- **WORK REQUIRED**
Leave out the pictures, then reproduce the rest of the material exactly.

┄┄┄┄┄┄┄┄┄┄

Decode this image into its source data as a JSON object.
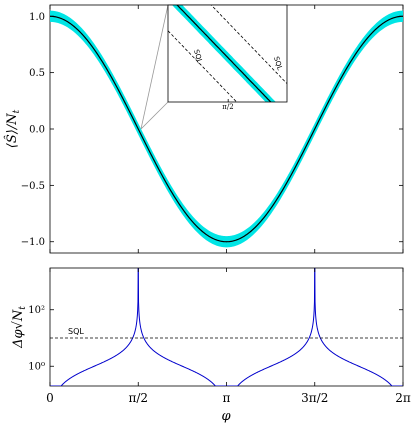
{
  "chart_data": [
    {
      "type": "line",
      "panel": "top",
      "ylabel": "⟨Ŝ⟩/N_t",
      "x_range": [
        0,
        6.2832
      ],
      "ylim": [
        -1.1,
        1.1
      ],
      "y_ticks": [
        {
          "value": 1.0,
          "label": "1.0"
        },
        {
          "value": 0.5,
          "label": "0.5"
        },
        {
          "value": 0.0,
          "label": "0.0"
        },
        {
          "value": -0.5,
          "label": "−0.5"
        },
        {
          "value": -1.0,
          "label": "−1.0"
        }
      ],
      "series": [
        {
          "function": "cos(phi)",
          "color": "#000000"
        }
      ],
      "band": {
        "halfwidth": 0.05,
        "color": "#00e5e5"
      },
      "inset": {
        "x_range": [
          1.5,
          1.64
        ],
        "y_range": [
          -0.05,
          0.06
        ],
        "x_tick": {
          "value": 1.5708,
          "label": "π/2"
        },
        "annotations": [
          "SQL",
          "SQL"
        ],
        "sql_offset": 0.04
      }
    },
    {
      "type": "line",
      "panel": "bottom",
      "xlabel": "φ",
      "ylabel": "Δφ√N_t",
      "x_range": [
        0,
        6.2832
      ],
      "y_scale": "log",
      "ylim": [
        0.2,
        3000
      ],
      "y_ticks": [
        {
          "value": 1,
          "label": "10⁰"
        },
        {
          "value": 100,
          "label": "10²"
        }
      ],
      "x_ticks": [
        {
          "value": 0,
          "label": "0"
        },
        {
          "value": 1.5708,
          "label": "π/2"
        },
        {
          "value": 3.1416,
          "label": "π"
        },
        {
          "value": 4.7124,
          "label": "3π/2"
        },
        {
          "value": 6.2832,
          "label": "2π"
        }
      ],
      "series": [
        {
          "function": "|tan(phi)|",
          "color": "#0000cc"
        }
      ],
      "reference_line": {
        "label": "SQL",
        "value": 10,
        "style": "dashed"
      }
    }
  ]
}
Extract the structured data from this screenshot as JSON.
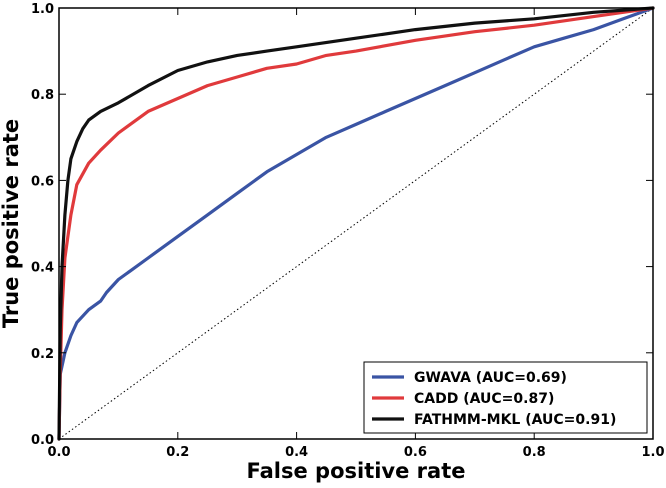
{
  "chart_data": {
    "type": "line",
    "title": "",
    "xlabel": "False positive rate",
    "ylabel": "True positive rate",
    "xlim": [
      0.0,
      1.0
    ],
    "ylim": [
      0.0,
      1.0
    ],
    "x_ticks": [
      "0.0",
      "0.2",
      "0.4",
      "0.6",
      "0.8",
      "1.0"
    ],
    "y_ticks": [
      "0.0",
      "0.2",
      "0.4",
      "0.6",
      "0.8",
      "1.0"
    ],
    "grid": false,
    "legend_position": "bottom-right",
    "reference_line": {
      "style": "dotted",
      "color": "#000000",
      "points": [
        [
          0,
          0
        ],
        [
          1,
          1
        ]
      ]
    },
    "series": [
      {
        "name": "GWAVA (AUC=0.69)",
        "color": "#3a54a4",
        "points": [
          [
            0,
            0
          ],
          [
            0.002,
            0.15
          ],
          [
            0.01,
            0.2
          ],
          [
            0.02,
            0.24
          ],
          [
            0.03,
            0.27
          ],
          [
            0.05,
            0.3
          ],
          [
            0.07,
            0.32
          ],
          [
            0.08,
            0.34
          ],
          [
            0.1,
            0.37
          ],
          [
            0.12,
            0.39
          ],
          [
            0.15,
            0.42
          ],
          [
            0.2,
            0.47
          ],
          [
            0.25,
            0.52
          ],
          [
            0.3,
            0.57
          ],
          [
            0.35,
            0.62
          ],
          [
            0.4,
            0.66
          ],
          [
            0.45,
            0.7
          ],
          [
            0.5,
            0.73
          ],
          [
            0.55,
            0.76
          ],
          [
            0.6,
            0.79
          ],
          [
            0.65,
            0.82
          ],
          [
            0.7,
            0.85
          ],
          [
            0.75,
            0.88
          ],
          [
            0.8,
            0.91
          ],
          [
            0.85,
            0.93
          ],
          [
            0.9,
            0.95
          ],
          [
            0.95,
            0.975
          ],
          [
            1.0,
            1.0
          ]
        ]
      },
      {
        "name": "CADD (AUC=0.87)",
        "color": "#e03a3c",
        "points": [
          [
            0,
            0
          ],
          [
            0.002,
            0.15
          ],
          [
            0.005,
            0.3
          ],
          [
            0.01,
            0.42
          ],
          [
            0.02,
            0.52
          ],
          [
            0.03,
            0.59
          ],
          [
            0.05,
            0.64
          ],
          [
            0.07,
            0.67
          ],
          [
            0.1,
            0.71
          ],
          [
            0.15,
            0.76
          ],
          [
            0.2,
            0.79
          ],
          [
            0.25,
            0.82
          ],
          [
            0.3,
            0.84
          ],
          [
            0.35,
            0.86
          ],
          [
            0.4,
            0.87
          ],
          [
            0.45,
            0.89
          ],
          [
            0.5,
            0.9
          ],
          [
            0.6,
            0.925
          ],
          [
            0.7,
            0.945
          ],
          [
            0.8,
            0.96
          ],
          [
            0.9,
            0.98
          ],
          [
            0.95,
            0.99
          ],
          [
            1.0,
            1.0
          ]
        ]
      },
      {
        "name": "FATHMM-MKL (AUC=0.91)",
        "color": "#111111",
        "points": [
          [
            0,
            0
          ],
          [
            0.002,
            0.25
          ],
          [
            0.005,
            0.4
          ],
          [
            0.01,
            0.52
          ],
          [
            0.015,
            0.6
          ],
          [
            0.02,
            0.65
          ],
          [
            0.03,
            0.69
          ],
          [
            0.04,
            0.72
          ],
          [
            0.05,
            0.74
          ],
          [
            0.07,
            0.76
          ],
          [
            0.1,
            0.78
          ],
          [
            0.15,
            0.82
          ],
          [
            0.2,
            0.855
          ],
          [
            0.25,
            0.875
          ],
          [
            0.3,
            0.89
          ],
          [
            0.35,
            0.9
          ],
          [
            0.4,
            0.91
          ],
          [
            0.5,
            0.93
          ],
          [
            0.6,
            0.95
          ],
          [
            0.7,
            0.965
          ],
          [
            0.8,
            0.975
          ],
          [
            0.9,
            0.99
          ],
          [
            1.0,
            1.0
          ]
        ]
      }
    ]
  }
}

┄┄┄┄┄┄┄┄┄┄

- **OUTPUT OF THE TASK**
Decode this image into its source data as a JSON object.
{
  "chart_data": [
    {
      "type": "line",
      "panel": "top",
      "ylabel": "⟨Ŝ⟩/N_t",
      "x_range": [
        0,
        6.2832
      ],
      "ylim": [
        -1.1,
        1.1
      ],
      "y_ticks": [
        {
          "value": 1.0,
          "label": "1.0"
        },
        {
          "value": 0.5,
          "label": "0.5"
        },
        {
          "value": 0.0,
          "label": "0.0"
        },
        {
          "value": -0.5,
          "label": "−0.5"
        },
        {
          "value": -1.0,
          "label": "−1.0"
        }
      ],
      "series": [
        {
          "function": "cos(phi)",
          "color": "#000000"
        }
      ],
      "band": {
        "halfwidth": 0.05,
        "color": "#00e5e5"
      },
      "inset": {
        "x_range": [
          1.5,
          1.64
        ],
        "y_range": [
          -0.05,
          0.06
        ],
        "x_tick": {
          "value": 1.5708,
          "label": "π/2"
        },
        "annotations": [
          "SQL",
          "SQL"
        ],
        "sql_offset": 0.04
      }
    },
    {
      "type": "line",
      "panel": "bottom",
      "xlabel": "φ",
      "ylabel": "Δφ√N_t",
      "x_range": [
        0,
        6.2832
      ],
      "y_scale": "log",
      "ylim": [
        0.2,
        3000
      ],
      "y_ticks": [
        {
          "value": 1,
          "label": "10⁰"
        },
        {
          "value": 100,
          "label": "10²"
        }
      ],
      "x_ticks": [
        {
          "value": 0,
          "label": "0"
        },
        {
          "value": 1.5708,
          "label": "π/2"
        },
        {
          "value": 3.1416,
          "label": "π"
        },
        {
          "value": 4.7124,
          "label": "3π/2"
        },
        {
          "value": 6.2832,
          "label": "2π"
        }
      ],
      "series": [
        {
          "function": "|tan(phi)|",
          "color": "#0000cc"
        }
      ],
      "reference_line": {
        "label": "SQL",
        "value": 10,
        "style": "dashed"
      }
    }
  ]
}
Extract the structured data from this screenshot as JSON.
{
  "chart_data": {
    "type": "line",
    "title": "",
    "xlabel": "False positive rate",
    "ylabel": "True positive rate",
    "xlim": [
      0.0,
      1.0
    ],
    "ylim": [
      0.0,
      1.0
    ],
    "x_ticks": [
      "0.0",
      "0.2",
      "0.4",
      "0.6",
      "0.8",
      "1.0"
    ],
    "y_ticks": [
      "0.0",
      "0.2",
      "0.4",
      "0.6",
      "0.8",
      "1.0"
    ],
    "grid": false,
    "legend_position": "bottom-right",
    "reference_line": {
      "style": "dotted",
      "color": "#000000",
      "points": [
        [
          0,
          0
        ],
        [
          1,
          1
        ]
      ]
    },
    "series": [
      {
        "name": "GWAVA (AUC=0.69)",
        "color": "#3a54a4",
        "points": [
          [
            0,
            0
          ],
          [
            0.002,
            0.15
          ],
          [
            0.01,
            0.2
          ],
          [
            0.02,
            0.24
          ],
          [
            0.03,
            0.27
          ],
          [
            0.05,
            0.3
          ],
          [
            0.07,
            0.32
          ],
          [
            0.08,
            0.34
          ],
          [
            0.1,
            0.37
          ],
          [
            0.12,
            0.39
          ],
          [
            0.15,
            0.42
          ],
          [
            0.2,
            0.47
          ],
          [
            0.25,
            0.52
          ],
          [
            0.3,
            0.57
          ],
          [
            0.35,
            0.62
          ],
          [
            0.4,
            0.66
          ],
          [
            0.45,
            0.7
          ],
          [
            0.5,
            0.73
          ],
          [
            0.55,
            0.76
          ],
          [
            0.6,
            0.79
          ],
          [
            0.65,
            0.82
          ],
          [
            0.7,
            0.85
          ],
          [
            0.75,
            0.88
          ],
          [
            0.8,
            0.91
          ],
          [
            0.85,
            0.93
          ],
          [
            0.9,
            0.95
          ],
          [
            0.95,
            0.975
          ],
          [
            1.0,
            1.0
          ]
        ]
      },
      {
        "name": "CADD (AUC=0.87)",
        "color": "#e03a3c",
        "points": [
          [
            0,
            0
          ],
          [
            0.002,
            0.15
          ],
          [
            0.005,
            0.3
          ],
          [
            0.01,
            0.42
          ],
          [
            0.02,
            0.52
          ],
          [
            0.03,
            0.59
          ],
          [
            0.05,
            0.64
          ],
          [
            0.07,
            0.67
          ],
          [
            0.1,
            0.71
          ],
          [
            0.15,
            0.76
          ],
          [
            0.2,
            0.79
          ],
          [
            0.25,
            0.82
          ],
          [
            0.3,
            0.84
          ],
          [
            0.35,
            0.86
          ],
          [
            0.4,
            0.87
          ],
          [
            0.45,
            0.89
          ],
          [
            0.5,
            0.9
          ],
          [
            0.6,
            0.925
          ],
          [
            0.7,
            0.945
          ],
          [
            0.8,
            0.96
          ],
          [
            0.9,
            0.98
          ],
          [
            0.95,
            0.99
          ],
          [
            1.0,
            1.0
          ]
        ]
      },
      {
        "name": "FATHMM-MKL (AUC=0.91)",
        "color": "#111111",
        "points": [
          [
            0,
            0
          ],
          [
            0.002,
            0.25
          ],
          [
            0.005,
            0.4
          ],
          [
            0.01,
            0.52
          ],
          [
            0.015,
            0.6
          ],
          [
            0.02,
            0.65
          ],
          [
            0.03,
            0.69
          ],
          [
            0.04,
            0.72
          ],
          [
            0.05,
            0.74
          ],
          [
            0.07,
            0.76
          ],
          [
            0.1,
            0.78
          ],
          [
            0.15,
            0.82
          ],
          [
            0.2,
            0.855
          ],
          [
            0.25,
            0.875
          ],
          [
            0.3,
            0.89
          ],
          [
            0.35,
            0.9
          ],
          [
            0.4,
            0.91
          ],
          [
            0.5,
            0.93
          ],
          [
            0.6,
            0.95
          ],
          [
            0.7,
            0.965
          ],
          [
            0.8,
            0.975
          ],
          [
            0.9,
            0.99
          ],
          [
            1.0,
            1.0
          ]
        ]
      }
    ]
  }
}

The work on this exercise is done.